Start TASK INPUTS
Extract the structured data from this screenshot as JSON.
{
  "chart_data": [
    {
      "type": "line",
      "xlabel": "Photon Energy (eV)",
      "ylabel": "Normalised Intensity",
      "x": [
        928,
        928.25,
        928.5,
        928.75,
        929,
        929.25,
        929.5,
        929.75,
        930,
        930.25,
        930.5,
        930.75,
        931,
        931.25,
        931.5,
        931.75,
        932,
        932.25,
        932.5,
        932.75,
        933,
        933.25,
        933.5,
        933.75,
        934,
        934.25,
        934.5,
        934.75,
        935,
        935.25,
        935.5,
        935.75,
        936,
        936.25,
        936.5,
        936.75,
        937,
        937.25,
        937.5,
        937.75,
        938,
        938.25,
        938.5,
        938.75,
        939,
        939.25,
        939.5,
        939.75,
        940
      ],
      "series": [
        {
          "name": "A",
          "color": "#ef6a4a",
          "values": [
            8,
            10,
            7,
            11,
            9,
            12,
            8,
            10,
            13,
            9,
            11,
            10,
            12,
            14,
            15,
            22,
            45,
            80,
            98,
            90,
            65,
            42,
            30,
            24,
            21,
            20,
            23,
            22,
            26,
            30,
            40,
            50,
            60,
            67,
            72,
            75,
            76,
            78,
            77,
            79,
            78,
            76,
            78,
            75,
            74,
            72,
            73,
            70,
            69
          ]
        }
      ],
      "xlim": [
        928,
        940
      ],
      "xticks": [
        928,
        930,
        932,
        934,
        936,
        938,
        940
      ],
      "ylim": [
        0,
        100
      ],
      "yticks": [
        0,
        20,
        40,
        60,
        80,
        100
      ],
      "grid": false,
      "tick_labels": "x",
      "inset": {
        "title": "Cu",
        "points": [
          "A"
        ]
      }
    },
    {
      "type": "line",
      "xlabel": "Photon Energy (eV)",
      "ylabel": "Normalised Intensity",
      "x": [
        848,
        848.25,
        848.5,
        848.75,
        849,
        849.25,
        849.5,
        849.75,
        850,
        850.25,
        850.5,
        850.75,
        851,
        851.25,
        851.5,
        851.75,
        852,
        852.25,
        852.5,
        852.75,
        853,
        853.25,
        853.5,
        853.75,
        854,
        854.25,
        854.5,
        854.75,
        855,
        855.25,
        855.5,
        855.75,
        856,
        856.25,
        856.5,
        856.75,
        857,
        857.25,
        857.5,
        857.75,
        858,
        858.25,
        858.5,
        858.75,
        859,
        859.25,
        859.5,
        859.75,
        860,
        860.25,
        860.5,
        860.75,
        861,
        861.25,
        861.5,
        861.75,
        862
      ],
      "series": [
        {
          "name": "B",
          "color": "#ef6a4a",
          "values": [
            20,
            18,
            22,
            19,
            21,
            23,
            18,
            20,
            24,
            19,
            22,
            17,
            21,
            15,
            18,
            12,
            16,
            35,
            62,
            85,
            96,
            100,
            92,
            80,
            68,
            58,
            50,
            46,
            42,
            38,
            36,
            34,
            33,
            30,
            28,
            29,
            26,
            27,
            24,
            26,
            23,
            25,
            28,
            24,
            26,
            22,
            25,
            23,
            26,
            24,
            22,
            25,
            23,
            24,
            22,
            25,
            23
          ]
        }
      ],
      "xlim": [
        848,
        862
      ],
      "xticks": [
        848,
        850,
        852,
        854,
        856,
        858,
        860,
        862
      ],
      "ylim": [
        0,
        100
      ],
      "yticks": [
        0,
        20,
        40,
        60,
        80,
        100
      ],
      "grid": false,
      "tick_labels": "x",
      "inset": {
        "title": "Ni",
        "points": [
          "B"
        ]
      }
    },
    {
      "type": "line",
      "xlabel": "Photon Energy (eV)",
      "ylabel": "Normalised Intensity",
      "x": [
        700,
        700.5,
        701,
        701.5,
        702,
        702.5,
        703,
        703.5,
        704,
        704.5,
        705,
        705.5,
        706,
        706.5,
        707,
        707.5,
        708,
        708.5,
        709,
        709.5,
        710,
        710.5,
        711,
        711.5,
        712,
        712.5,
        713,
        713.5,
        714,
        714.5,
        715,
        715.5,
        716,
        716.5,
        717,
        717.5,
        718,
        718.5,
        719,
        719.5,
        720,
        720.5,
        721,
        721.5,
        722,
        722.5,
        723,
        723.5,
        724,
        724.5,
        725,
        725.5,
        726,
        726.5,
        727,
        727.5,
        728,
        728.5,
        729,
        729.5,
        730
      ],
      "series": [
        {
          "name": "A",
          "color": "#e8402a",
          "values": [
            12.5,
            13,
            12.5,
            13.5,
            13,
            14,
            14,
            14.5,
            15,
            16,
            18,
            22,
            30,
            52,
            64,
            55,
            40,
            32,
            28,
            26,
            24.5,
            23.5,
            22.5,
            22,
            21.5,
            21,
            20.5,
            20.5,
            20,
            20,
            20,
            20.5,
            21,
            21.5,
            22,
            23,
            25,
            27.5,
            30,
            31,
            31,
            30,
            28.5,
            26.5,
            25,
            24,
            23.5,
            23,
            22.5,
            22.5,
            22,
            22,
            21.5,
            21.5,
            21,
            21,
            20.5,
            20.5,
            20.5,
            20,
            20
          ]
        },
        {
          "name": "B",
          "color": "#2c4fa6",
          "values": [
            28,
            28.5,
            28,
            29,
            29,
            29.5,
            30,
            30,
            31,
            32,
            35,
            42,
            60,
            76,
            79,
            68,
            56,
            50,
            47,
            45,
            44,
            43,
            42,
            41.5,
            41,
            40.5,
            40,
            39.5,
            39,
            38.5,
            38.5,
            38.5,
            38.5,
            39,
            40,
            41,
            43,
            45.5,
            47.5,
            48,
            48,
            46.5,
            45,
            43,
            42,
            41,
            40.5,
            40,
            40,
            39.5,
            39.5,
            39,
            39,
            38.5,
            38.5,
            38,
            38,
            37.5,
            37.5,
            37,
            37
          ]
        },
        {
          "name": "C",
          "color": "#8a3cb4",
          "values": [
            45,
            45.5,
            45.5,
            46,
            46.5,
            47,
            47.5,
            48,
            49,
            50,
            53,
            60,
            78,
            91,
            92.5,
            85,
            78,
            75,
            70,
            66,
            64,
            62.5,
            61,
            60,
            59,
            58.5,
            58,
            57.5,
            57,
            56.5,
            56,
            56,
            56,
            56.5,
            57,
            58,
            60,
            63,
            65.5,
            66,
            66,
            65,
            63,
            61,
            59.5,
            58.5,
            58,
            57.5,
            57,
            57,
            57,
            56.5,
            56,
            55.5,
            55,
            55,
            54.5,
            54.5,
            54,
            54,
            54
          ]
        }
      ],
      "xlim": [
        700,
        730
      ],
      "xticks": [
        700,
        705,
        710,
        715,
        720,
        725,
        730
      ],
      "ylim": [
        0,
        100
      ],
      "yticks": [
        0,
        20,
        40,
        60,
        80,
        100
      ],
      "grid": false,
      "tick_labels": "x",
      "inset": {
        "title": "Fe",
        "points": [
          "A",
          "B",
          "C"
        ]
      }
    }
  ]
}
End TASK INPUTS
Please output the complete data exactly.

SOLUTION TO THIS EXERCISE:
Extract the structured data from this screenshot as JSON.
{
  "chart_data": [
    {
      "type": "line",
      "xlabel": "Photon Energy (eV)",
      "ylabel": "Normalised Intensity",
      "x": [
        928,
        928.25,
        928.5,
        928.75,
        929,
        929.25,
        929.5,
        929.75,
        930,
        930.25,
        930.5,
        930.75,
        931,
        931.25,
        931.5,
        931.75,
        932,
        932.25,
        932.5,
        932.75,
        933,
        933.25,
        933.5,
        933.75,
        934,
        934.25,
        934.5,
        934.75,
        935,
        935.25,
        935.5,
        935.75,
        936,
        936.25,
        936.5,
        936.75,
        937,
        937.25,
        937.5,
        937.75,
        938,
        938.25,
        938.5,
        938.75,
        939,
        939.25,
        939.5,
        939.75,
        940
      ],
      "series": [
        {
          "name": "A",
          "color": "#ef6a4a",
          "values": [
            8,
            10,
            7,
            11,
            9,
            12,
            8,
            10,
            13,
            9,
            11,
            10,
            12,
            14,
            15,
            22,
            45,
            80,
            98,
            90,
            65,
            42,
            30,
            24,
            21,
            20,
            23,
            22,
            26,
            30,
            40,
            50,
            60,
            67,
            72,
            75,
            76,
            78,
            77,
            79,
            78,
            76,
            78,
            75,
            74,
            72,
            73,
            70,
            69
          ]
        }
      ],
      "xlim": [
        928,
        940
      ],
      "xticks": [
        928,
        930,
        932,
        934,
        936,
        938,
        940
      ],
      "ylim": [
        0,
        100
      ],
      "yticks": [
        0,
        20,
        40,
        60,
        80,
        100
      ],
      "grid": false,
      "tick_labels": "x",
      "inset": {
        "title": "Cu",
        "points": [
          "A"
        ]
      }
    },
    {
      "type": "line",
      "xlabel": "Photon Energy (eV)",
      "ylabel": "Normalised Intensity",
      "x": [
        848,
        848.25,
        848.5,
        848.75,
        849,
        849.25,
        849.5,
        849.75,
        850,
        850.25,
        850.5,
        850.75,
        851,
        851.25,
        851.5,
        851.75,
        852,
        852.25,
        852.5,
        852.75,
        853,
        853.25,
        853.5,
        853.75,
        854,
        854.25,
        854.5,
        854.75,
        855,
        855.25,
        855.5,
        855.75,
        856,
        856.25,
        856.5,
        856.75,
        857,
        857.25,
        857.5,
        857.75,
        858,
        858.25,
        858.5,
        858.75,
        859,
        859.25,
        859.5,
        859.75,
        860,
        860.25,
        860.5,
        860.75,
        861,
        861.25,
        861.5,
        861.75,
        862
      ],
      "series": [
        {
          "name": "B",
          "color": "#ef6a4a",
          "values": [
            20,
            18,
            22,
            19,
            21,
            23,
            18,
            20,
            24,
            19,
            22,
            17,
            21,
            15,
            18,
            12,
            16,
            35,
            62,
            85,
            96,
            100,
            92,
            80,
            68,
            58,
            50,
            46,
            42,
            38,
            36,
            34,
            33,
            30,
            28,
            29,
            26,
            27,
            24,
            26,
            23,
            25,
            28,
            24,
            26,
            22,
            25,
            23,
            26,
            24,
            22,
            25,
            23,
            24,
            22,
            25,
            23
          ]
        }
      ],
      "xlim": [
        848,
        862
      ],
      "xticks": [
        848,
        850,
        852,
        854,
        856,
        858,
        860,
        862
      ],
      "ylim": [
        0,
        100
      ],
      "yticks": [
        0,
        20,
        40,
        60,
        80,
        100
      ],
      "grid": false,
      "tick_labels": "x",
      "inset": {
        "title": "Ni",
        "points": [
          "B"
        ]
      }
    },
    {
      "type": "line",
      "xlabel": "Photon Energy (eV)",
      "ylabel": "Normalised Intensity",
      "x": [
        700,
        700.5,
        701,
        701.5,
        702,
        702.5,
        703,
        703.5,
        704,
        704.5,
        705,
        705.5,
        706,
        706.5,
        707,
        707.5,
        708,
        708.5,
        709,
        709.5,
        710,
        710.5,
        711,
        711.5,
        712,
        712.5,
        713,
        713.5,
        714,
        714.5,
        715,
        715.5,
        716,
        716.5,
        717,
        717.5,
        718,
        718.5,
        719,
        719.5,
        720,
        720.5,
        721,
        721.5,
        722,
        722.5,
        723,
        723.5,
        724,
        724.5,
        725,
        725.5,
        726,
        726.5,
        727,
        727.5,
        728,
        728.5,
        729,
        729.5,
        730
      ],
      "series": [
        {
          "name": "A",
          "color": "#e8402a",
          "values": [
            12.5,
            13,
            12.5,
            13.5,
            13,
            14,
            14,
            14.5,
            15,
            16,
            18,
            22,
            30,
            52,
            64,
            55,
            40,
            32,
            28,
            26,
            24.5,
            23.5,
            22.5,
            22,
            21.5,
            21,
            20.5,
            20.5,
            20,
            20,
            20,
            20.5,
            21,
            21.5,
            22,
            23,
            25,
            27.5,
            30,
            31,
            31,
            30,
            28.5,
            26.5,
            25,
            24,
            23.5,
            23,
            22.5,
            22.5,
            22,
            22,
            21.5,
            21.5,
            21,
            21,
            20.5,
            20.5,
            20.5,
            20,
            20
          ]
        },
        {
          "name": "B",
          "color": "#2c4fa6",
          "values": [
            28,
            28.5,
            28,
            29,
            29,
            29.5,
            30,
            30,
            31,
            32,
            35,
            42,
            60,
            76,
            79,
            68,
            56,
            50,
            47,
            45,
            44,
            43,
            42,
            41.5,
            41,
            40.5,
            40,
            39.5,
            39,
            38.5,
            38.5,
            38.5,
            38.5,
            39,
            40,
            41,
            43,
            45.5,
            47.5,
            48,
            48,
            46.5,
            45,
            43,
            42,
            41,
            40.5,
            40,
            40,
            39.5,
            39.5,
            39,
            39,
            38.5,
            38.5,
            38,
            38,
            37.5,
            37.5,
            37,
            37
          ]
        },
        {
          "name": "C",
          "color": "#8a3cb4",
          "values": [
            45,
            45.5,
            45.5,
            46,
            46.5,
            47,
            47.5,
            48,
            49,
            50,
            53,
            60,
            78,
            91,
            92.5,
            85,
            78,
            75,
            70,
            66,
            64,
            62.5,
            61,
            60,
            59,
            58.5,
            58,
            57.5,
            57,
            56.5,
            56,
            56,
            56,
            56.5,
            57,
            58,
            60,
            63,
            65.5,
            66,
            66,
            65,
            63,
            61,
            59.5,
            58.5,
            58,
            57.5,
            57,
            57,
            57,
            56.5,
            56,
            55.5,
            55,
            55,
            54.5,
            54.5,
            54,
            54,
            54
          ]
        }
      ],
      "xlim": [
        700,
        730
      ],
      "xticks": [
        700,
        705,
        710,
        715,
        720,
        725,
        730
      ],
      "ylim": [
        0,
        100
      ],
      "yticks": [
        0,
        20,
        40,
        60,
        80,
        100
      ],
      "grid": false,
      "tick_labels": "x",
      "inset": {
        "title": "Fe",
        "points": [
          "A",
          "B",
          "C"
        ]
      }
    }
  ]
}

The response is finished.